* _Dataset rows_:
---
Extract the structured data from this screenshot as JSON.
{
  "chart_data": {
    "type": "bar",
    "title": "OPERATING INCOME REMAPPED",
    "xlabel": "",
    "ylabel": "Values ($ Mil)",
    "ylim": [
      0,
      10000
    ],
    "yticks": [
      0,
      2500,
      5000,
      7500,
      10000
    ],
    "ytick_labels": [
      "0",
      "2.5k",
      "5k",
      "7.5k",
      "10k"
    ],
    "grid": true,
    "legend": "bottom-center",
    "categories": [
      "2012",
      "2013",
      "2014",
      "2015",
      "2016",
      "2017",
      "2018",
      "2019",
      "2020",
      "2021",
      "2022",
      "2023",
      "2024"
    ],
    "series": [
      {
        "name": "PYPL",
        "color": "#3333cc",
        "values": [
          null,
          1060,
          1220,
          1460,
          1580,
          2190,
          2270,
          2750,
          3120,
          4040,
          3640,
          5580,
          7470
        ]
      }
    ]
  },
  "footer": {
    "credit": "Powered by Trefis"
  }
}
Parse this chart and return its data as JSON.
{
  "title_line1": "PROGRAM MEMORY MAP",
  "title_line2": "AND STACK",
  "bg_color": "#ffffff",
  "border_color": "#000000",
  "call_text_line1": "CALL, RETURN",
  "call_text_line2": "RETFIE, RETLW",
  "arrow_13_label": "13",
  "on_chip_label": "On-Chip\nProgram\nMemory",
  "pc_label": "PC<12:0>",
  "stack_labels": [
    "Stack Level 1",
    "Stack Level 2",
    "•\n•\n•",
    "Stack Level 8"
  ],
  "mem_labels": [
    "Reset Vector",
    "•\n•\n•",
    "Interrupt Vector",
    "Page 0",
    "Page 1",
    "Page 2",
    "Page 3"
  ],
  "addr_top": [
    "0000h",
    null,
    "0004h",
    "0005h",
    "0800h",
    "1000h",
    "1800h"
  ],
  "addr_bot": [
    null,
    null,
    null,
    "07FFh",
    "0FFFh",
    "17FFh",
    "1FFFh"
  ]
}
---
Your answer should consist only of the lines from the one with "Parse this chart and return its data as JSON." through the end of the data above, reproduced exactly.

Parse this chart and return its data as JSON.
{
  "title_line1": "PROGRAM MEMORY MAP",
  "title_line2": "AND STACK",
  "bg_color": "#ffffff",
  "border_color": "#000000",
  "call_text_line1": "CALL, RETURN",
  "call_text_line2": "RETFIE, RETLW",
  "arrow_13_label": "13",
  "on_chip_label": "On-Chip\nProgram\nMemory",
  "pc_label": "PC<12:0>",
  "stack_labels": [
    "Stack Level 1",
    "Stack Level 2",
    "•\n•\n•",
    "Stack Level 8"
  ],
  "mem_labels": [
    "Reset Vector",
    "•\n•\n•",
    "Interrupt Vector",
    "Page 0",
    "Page 1",
    "Page 2",
    "Page 3"
  ],
  "addr_top": [
    "0000h",
    null,
    "0004h",
    "0005h",
    "0800h",
    "1000h",
    "1800h"
  ],
  "addr_bot": [
    null,
    null,
    null,
    "07FFh",
    "0FFFh",
    "17FFh",
    "1FFFh"
  ]
}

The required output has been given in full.